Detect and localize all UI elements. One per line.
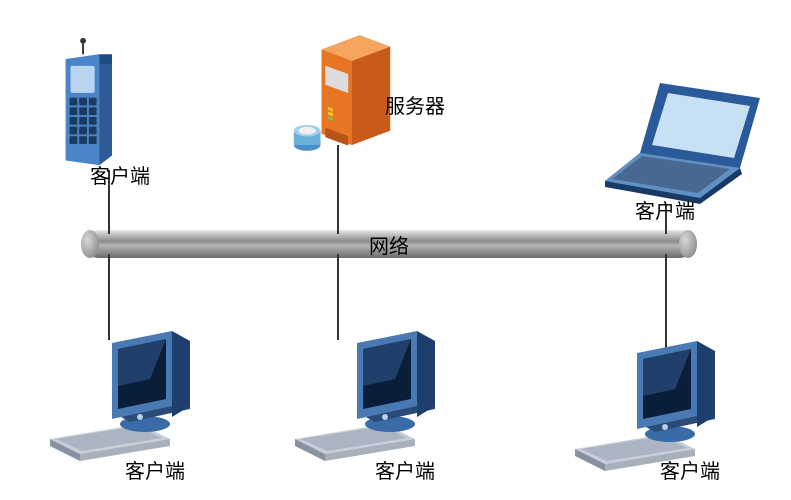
server-icon — [290, 28, 395, 158]
laptop-icon — [600, 80, 765, 210]
label-phone: 客户端 — [90, 160, 150, 189]
node-server — [290, 28, 395, 163]
connector-pc2 — [337, 254, 339, 340]
label-pc2: 客户端 — [375, 455, 435, 484]
network-cap-left — [81, 230, 99, 258]
monitor-icon — [290, 330, 440, 465]
phone-icon — [50, 35, 120, 170]
network-cap-right — [679, 230, 697, 258]
connector-pc3 — [665, 254, 667, 350]
label-server: 服务器 — [385, 90, 445, 119]
monitor-icon — [45, 330, 195, 465]
node-pc1 — [45, 330, 195, 470]
connector-pc1 — [108, 254, 110, 340]
label-laptop: 客户端 — [635, 195, 695, 224]
network-bar: 网络 — [84, 230, 694, 258]
node-pc2 — [290, 330, 440, 470]
node-phone — [50, 35, 120, 175]
label-pc1: 客户端 — [125, 455, 185, 484]
label-pc3: 客户端 — [660, 455, 720, 484]
network-label: 网络 — [369, 230, 409, 259]
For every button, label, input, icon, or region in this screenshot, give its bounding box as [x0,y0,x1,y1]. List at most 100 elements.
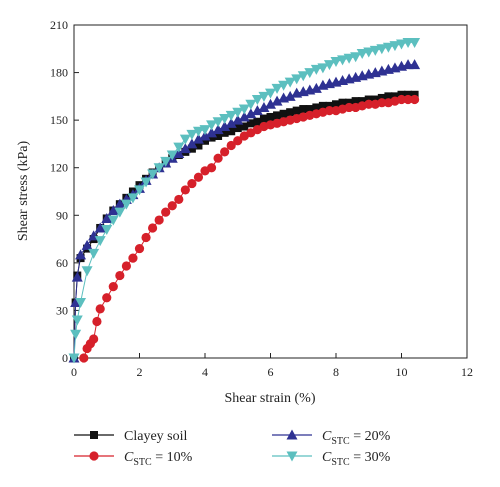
data-point [278,80,290,91]
data-point [409,59,421,70]
data-point [279,109,288,118]
data-point [192,133,204,144]
data-point [310,64,322,75]
data-point [214,132,223,140]
data-point [68,353,80,364]
series-2 [79,94,420,363]
x-tick-label: 10 [396,365,408,379]
y-tick-label: 120 [50,161,68,175]
data-point [134,185,145,196]
legend-label-tail: = 10% [152,450,193,465]
data-point [114,198,126,209]
legend-label-main: C [322,429,332,444]
data-point [291,74,303,85]
legend-label-main: Clayey soil [124,429,187,444]
data-point [377,98,387,108]
x-tick-label: 6 [268,365,274,379]
data-point [297,71,309,82]
data-point [225,117,237,128]
x-tick-label: 4 [202,365,208,379]
data-point [81,266,93,277]
legend-item: Clayey soil [74,429,187,444]
data-point [233,124,242,133]
x-tick-label: 2 [137,365,143,379]
legend-item: CSTC = 20% [272,429,391,447]
y-tick-label: 0 [62,351,68,365]
data-point [94,236,106,247]
data-point [179,134,191,145]
data-point [201,136,209,145]
data-point [179,143,191,154]
data-point [187,178,197,189]
data-point [147,169,159,180]
series-line [83,99,415,359]
x-tick-label: 0 [71,365,77,379]
data-point [220,128,229,137]
data-point [220,147,230,157]
legend-item: CSTC = 30% [272,450,391,468]
data-point [238,104,250,115]
data-point [148,223,158,233]
data-point [358,97,367,106]
data-point [94,222,106,233]
legend-label: CSTC = 20% [322,429,391,447]
data-point [266,112,275,121]
data-point [167,201,177,211]
series-4 [68,37,421,364]
data-point [79,353,89,363]
legend-marker [286,429,298,440]
data-point [192,126,204,137]
data-point [396,39,407,50]
legend-label: CSTC = 10% [124,450,193,468]
data-point [410,90,419,99]
data-point [351,97,360,106]
data-point [173,147,185,158]
data-point [245,108,257,119]
data-point [115,270,125,281]
data-point [174,194,184,205]
data-point [92,316,102,327]
series-layer [68,37,421,364]
data-point [350,52,362,63]
data-point [206,163,217,173]
axis-ticks [73,24,468,359]
legend-label: Clayey soil [124,429,187,444]
data-point [409,37,421,48]
data-point [173,142,185,153]
data-point [284,77,296,88]
legend: Clayey soil CSTC = 10% CSTC = 20% CSTC = 30… [74,429,391,468]
data-point [305,105,314,114]
data-point [107,205,119,216]
data-point [240,122,249,131]
data-point [161,207,171,217]
data-point [389,41,401,52]
data-point [325,101,334,110]
data-point [284,90,296,101]
data-point [89,334,99,344]
data-point [141,232,151,243]
x-tick-label: 8 [333,365,339,379]
data-point [233,136,243,146]
data-point [226,140,236,151]
legend-label: CSTC = 30% [322,450,391,468]
data-point [140,177,152,188]
data-point [186,138,198,149]
data-point [332,100,340,109]
data-point [364,99,374,109]
data-point [95,304,105,314]
data-point [134,243,145,254]
y-axis-title: Shear stress (kPa) [16,141,31,242]
data-point [232,107,244,118]
data-point [253,117,262,126]
data-point [317,63,329,74]
data-point [259,114,268,123]
data-point [404,90,413,99]
data-point [377,93,386,102]
data-point [180,185,190,195]
data-point [213,153,223,163]
data-point [344,102,354,113]
series-3 [68,59,421,363]
data-point [206,120,218,131]
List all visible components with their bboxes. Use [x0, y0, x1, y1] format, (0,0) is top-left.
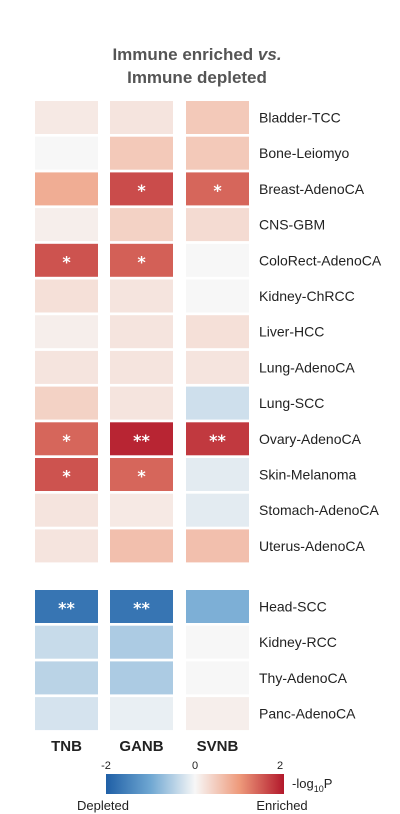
significance-mark: * — [213, 181, 222, 200]
heatmap-cell — [110, 529, 173, 563]
row-label: Lung-SCC — [259, 395, 324, 411]
colorbar-gradient — [106, 774, 284, 794]
row-label: Stomach-AdenoCA — [259, 502, 380, 518]
heatmap-cell — [35, 172, 98, 206]
row-label: Uterus-AdenoCA — [259, 538, 365, 554]
colorbar-tick-mid: 0 — [192, 760, 198, 772]
heatmap-cell — [35, 243, 98, 277]
heatmap-cell — [35, 590, 98, 623]
column-label: TNB — [51, 738, 82, 755]
heatmap-cell — [110, 279, 173, 313]
heatmap-cell — [186, 315, 249, 349]
heatmap-cell — [110, 136, 173, 170]
heatmap-cell — [186, 529, 249, 563]
heatmap-cell — [110, 101, 173, 134]
row-labels: Bladder-TCC Bone-Leiomyo Breast-AdenoCA CNS… — [259, 110, 382, 722]
heatmap-cell — [35, 386, 98, 420]
row-label: Bone-Leiomyo — [259, 145, 349, 161]
colorbar-tick-min: -2 — [101, 760, 111, 772]
significance-mark: * — [137, 181, 146, 200]
row-label: Breast-AdenoCA — [259, 181, 365, 197]
heatmap-cell — [186, 208, 249, 242]
heatmap-cell — [186, 243, 249, 277]
significance-mark: ** — [209, 431, 226, 450]
heatmap-cells: * ** ** ** *** *** ** — [35, 101, 249, 731]
heatmap-cell — [110, 625, 173, 659]
significance-mark: ** — [58, 599, 75, 618]
heatmap-cell — [186, 590, 249, 623]
heatmap-cell — [35, 279, 98, 313]
significance-mark: * — [62, 431, 71, 450]
heatmap-cell — [186, 386, 249, 420]
heatmap-cell — [35, 458, 98, 491]
heatmap-cell — [110, 243, 173, 277]
heatmap-cell — [186, 101, 249, 134]
heatmap-cell — [35, 493, 98, 527]
heatmap-cell — [35, 422, 98, 456]
column-label: SVNB — [197, 738, 239, 755]
row-label: Panc-AdenoCA — [259, 706, 356, 722]
heatmap-cell — [110, 422, 173, 456]
heatmap-cell — [110, 493, 173, 527]
significance-mark: * — [137, 252, 146, 271]
heatmap-cell — [110, 590, 173, 623]
colorbar: -2 0 2 -log10P Depleted Enriched — [77, 760, 332, 813]
heatmap-cell — [35, 350, 98, 384]
heatmap-cell — [186, 172, 249, 206]
row-label: Liver-HCC — [259, 324, 324, 340]
row-label: Ovary-AdenoCA — [259, 431, 362, 447]
heatmap-cell — [35, 661, 98, 695]
heatmap-cell — [35, 101, 98, 134]
row-label: Thy-AdenoCA — [259, 670, 348, 686]
row-label: Bladder-TCC — [259, 110, 341, 126]
significance-mark: * — [62, 467, 71, 486]
heatmap-cell — [35, 136, 98, 170]
row-label: Kidney-RCC — [259, 634, 337, 650]
heatmap-cell — [186, 350, 249, 384]
chart-title-line2: Immune depleted — [127, 68, 267, 87]
heatmap-cell — [186, 279, 249, 313]
heatmap-cell — [110, 697, 173, 731]
heatmap-cell — [186, 422, 249, 456]
heatmap-cell — [186, 625, 249, 659]
significance-mark: ** — [133, 431, 150, 450]
heatmap-cell — [186, 493, 249, 527]
heatmap-cell — [35, 529, 98, 563]
chart-title-line1: Immune enriched vs. — [112, 45, 281, 64]
chart-title-vs: vs. — [258, 45, 282, 64]
row-label: Skin-Melanoma — [259, 467, 356, 483]
heatmap-cell — [35, 208, 98, 242]
heatmap-cell — [186, 661, 249, 695]
heatmap-cell — [186, 458, 249, 491]
heatmap-cell — [110, 386, 173, 420]
colorbar-tick-max: 2 — [277, 760, 283, 772]
colorbar-left-label: Depleted — [77, 798, 129, 813]
heatmap-cell — [110, 172, 173, 206]
column-labels: TNB GANB SVNB — [51, 738, 238, 755]
colorbar-right-label: Enriched — [256, 798, 307, 813]
heatmap-cell — [110, 208, 173, 242]
heatmap-cell — [186, 136, 249, 170]
heatmap-cell — [186, 697, 249, 731]
heatmap-cell — [110, 458, 173, 491]
column-label: GANB — [119, 738, 163, 755]
heatmap-cell — [110, 315, 173, 349]
heatmap-cell — [35, 625, 98, 659]
row-label: CNS-GBM — [259, 217, 325, 233]
significance-mark: * — [62, 252, 71, 271]
row-label: Lung-AdenoCA — [259, 359, 355, 375]
heatmap-cell — [110, 661, 173, 695]
significance-mark: * — [137, 467, 146, 486]
heatmap-cell — [110, 350, 173, 384]
row-label: Head-SCC — [259, 599, 327, 615]
colorbar-label: -log10P — [292, 776, 332, 794]
heatmap-cell — [35, 315, 98, 349]
row-label: Kidney-ChRCC — [259, 288, 355, 304]
significance-mark: ** — [133, 599, 150, 618]
heatmap-cell — [35, 697, 98, 731]
row-label: ColoRect-AdenoCA — [259, 252, 382, 268]
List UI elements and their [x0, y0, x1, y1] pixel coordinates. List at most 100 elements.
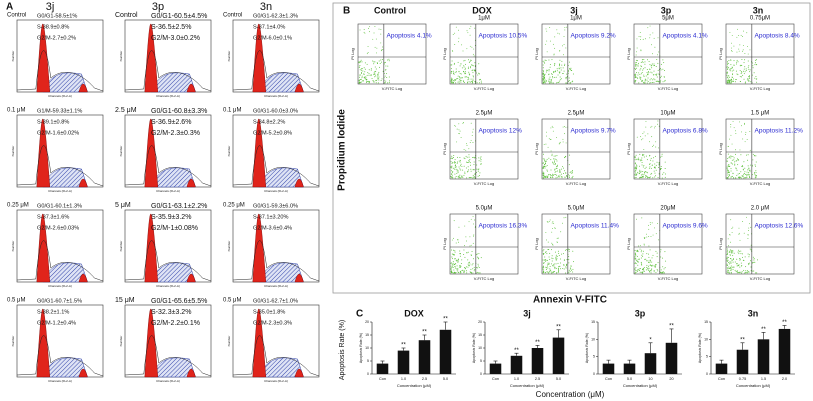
event-dot [731, 159, 733, 161]
event-dot [645, 175, 647, 177]
event-dot [731, 50, 733, 52]
event-dot [653, 144, 654, 146]
event-dot [566, 249, 568, 251]
event-dot [549, 268, 551, 270]
event-dot [664, 251, 666, 253]
phase-text: S-32.3±3.2% [151, 309, 191, 316]
event-dot [729, 263, 731, 265]
event-dot [749, 174, 751, 176]
event-dot [554, 268, 556, 270]
event-dot [359, 65, 361, 67]
event-dot [360, 61, 362, 63]
event-dot [474, 176, 476, 178]
event-dot [452, 267, 454, 269]
event-dot [472, 169, 474, 171]
event-dot [471, 82, 473, 84]
event-dot [730, 82, 732, 84]
event-dot [549, 270, 551, 272]
event-dot [468, 265, 470, 267]
chart-title: DOX [404, 308, 424, 318]
event-dot [652, 264, 654, 266]
event-dot [364, 32, 366, 34]
event-dot [728, 75, 730, 77]
event-dot [651, 125, 653, 127]
event-dot [372, 80, 374, 82]
g1-peak [252, 213, 267, 283]
event-dot [375, 80, 377, 82]
event-dot [571, 69, 573, 71]
event-dot [634, 69, 636, 71]
event-dot [732, 266, 734, 268]
event-dot [569, 61, 571, 63]
event-dot [451, 175, 453, 177]
event-dot [474, 173, 476, 175]
event-dot [545, 266, 547, 268]
event-dot [737, 28, 739, 30]
event-dot [382, 49, 384, 51]
event-dot [380, 50, 382, 52]
event-dot [731, 251, 733, 253]
event-dot [729, 266, 731, 268]
event-dot [544, 79, 546, 81]
event-dot [454, 44, 456, 45]
event-dot [739, 70, 741, 72]
event-dot [376, 76, 378, 78]
event-dot [657, 73, 659, 75]
event-dot [636, 165, 638, 167]
y-tick-label: 15 [478, 333, 482, 337]
event-dot [748, 264, 750, 266]
event-dot [360, 82, 362, 84]
event-dot [642, 154, 644, 156]
event-dot [467, 251, 469, 253]
event-dot [361, 68, 363, 70]
event-dot [746, 175, 748, 177]
event-dot [559, 176, 561, 178]
event-dot [734, 269, 736, 271]
event-dot [552, 264, 554, 266]
event-dot [728, 266, 730, 268]
event-dot [547, 271, 549, 273]
event-dot [736, 272, 738, 274]
event-dot [559, 174, 561, 176]
event-dot [455, 166, 457, 168]
event-dot [656, 80, 658, 82]
plot-axis-label: V-FITC Log [474, 276, 494, 281]
dose-label: 0.5 μM [7, 298, 25, 304]
event-dot [746, 139, 748, 141]
event-dot [451, 163, 453, 165]
event-dot [647, 176, 649, 178]
event-dot [641, 254, 643, 256]
event-dot [461, 175, 463, 177]
plot-frame [541, 23, 611, 85]
event-dot [755, 161, 757, 163]
event-dot [647, 176, 649, 178]
event-dot [463, 165, 465, 167]
event-dot [454, 78, 456, 80]
event-dot [749, 131, 751, 133]
significance: ** [669, 324, 674, 330]
event-dot [648, 167, 650, 169]
event-dot [545, 43, 547, 45]
event-dot [554, 267, 556, 269]
event-dot [553, 54, 555, 56]
event-dot [728, 174, 730, 176]
event-dot [565, 142, 567, 144]
event-dot [752, 67, 754, 69]
event-dot [727, 259, 729, 261]
event-dot [462, 269, 464, 271]
event-dot [649, 82, 651, 84]
event-dot [479, 272, 481, 274]
event-dot [457, 261, 459, 263]
phase-text: G0/G1-59.3±6.0% [253, 203, 298, 209]
event-dot [543, 61, 545, 63]
event-dot [455, 168, 457, 170]
phase-text: G2/M-2.3±0.3% [151, 130, 200, 137]
event-dot [465, 270, 467, 272]
event-dot [747, 60, 749, 62]
event-dot [570, 269, 572, 271]
event-dot [655, 175, 657, 177]
event-dot [568, 256, 570, 258]
event-dot [460, 79, 462, 81]
y-tick-label: 15 [704, 320, 708, 324]
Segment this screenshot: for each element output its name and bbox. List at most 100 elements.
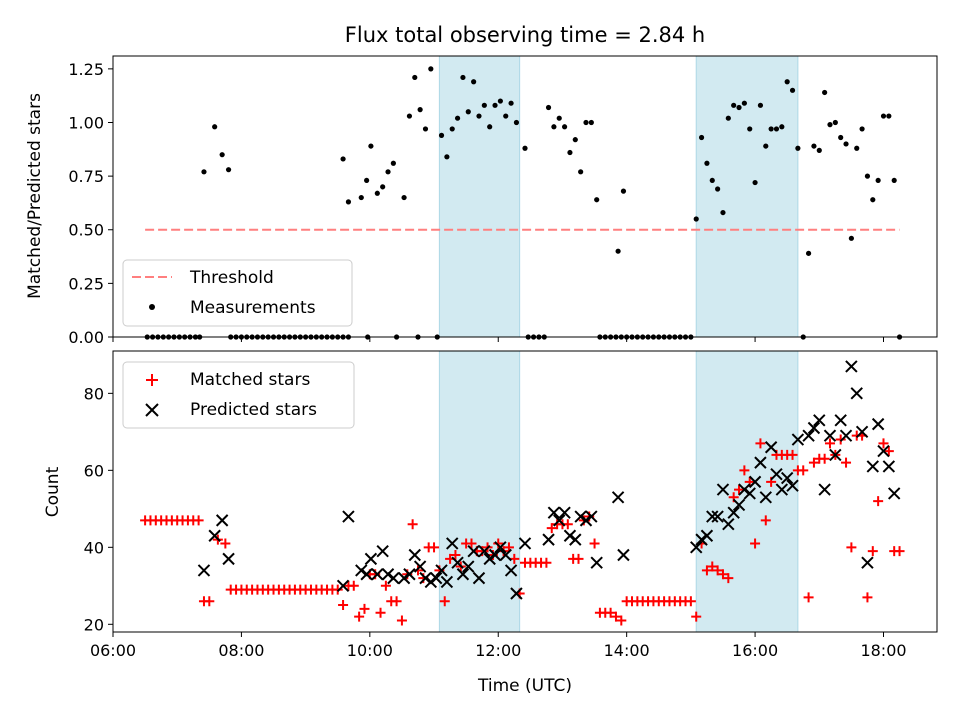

────────

● **The request**: Reproduce verbatim the stretch of the data from the line containing "data-point [278,80,290,91]" through the line containing "data-point [187,178,197,189]", including both of those lines.

● **Problem solution**:
data-point [278,80,290,91]
data-point [409,59,421,70]
data-point [279,109,288,118]
data-point [192,133,204,144]
data-point [310,64,322,75]
data-point [214,132,223,140]
data-point [68,353,80,364]
series-2 [79,94,420,363]
x-tick-label: 10 [396,365,408,379]
y-tick-label: 120 [50,161,68,175]
data-point [134,185,145,196]
legend-label-tail: = 10% [152,450,193,465]
data-point [114,198,126,209]
legend-label-main: C [322,429,332,444]
data-point [291,74,303,85]
legend-label-main: Clayey soil [124,429,187,444]
data-point [377,98,387,108]
x-tick-label: 6 [268,365,274,379]
data-point [297,71,309,82]
data-point [225,117,237,128]
x-tick-label: 4 [202,365,208,379]
data-point [81,266,93,277]
legend-item: Clayey soil [74,429,187,444]
data-point [233,124,242,133]
x-tick-label: 2 [137,365,143,379]
legend-item: CSTC = 20% [272,429,391,447]
y-tick-label: 0 [62,351,68,365]
data-point [94,236,106,247]
data-point [179,134,191,145]
data-point [201,136,209,145]
data-point [179,143,191,154]
data-point [187,178,197,189]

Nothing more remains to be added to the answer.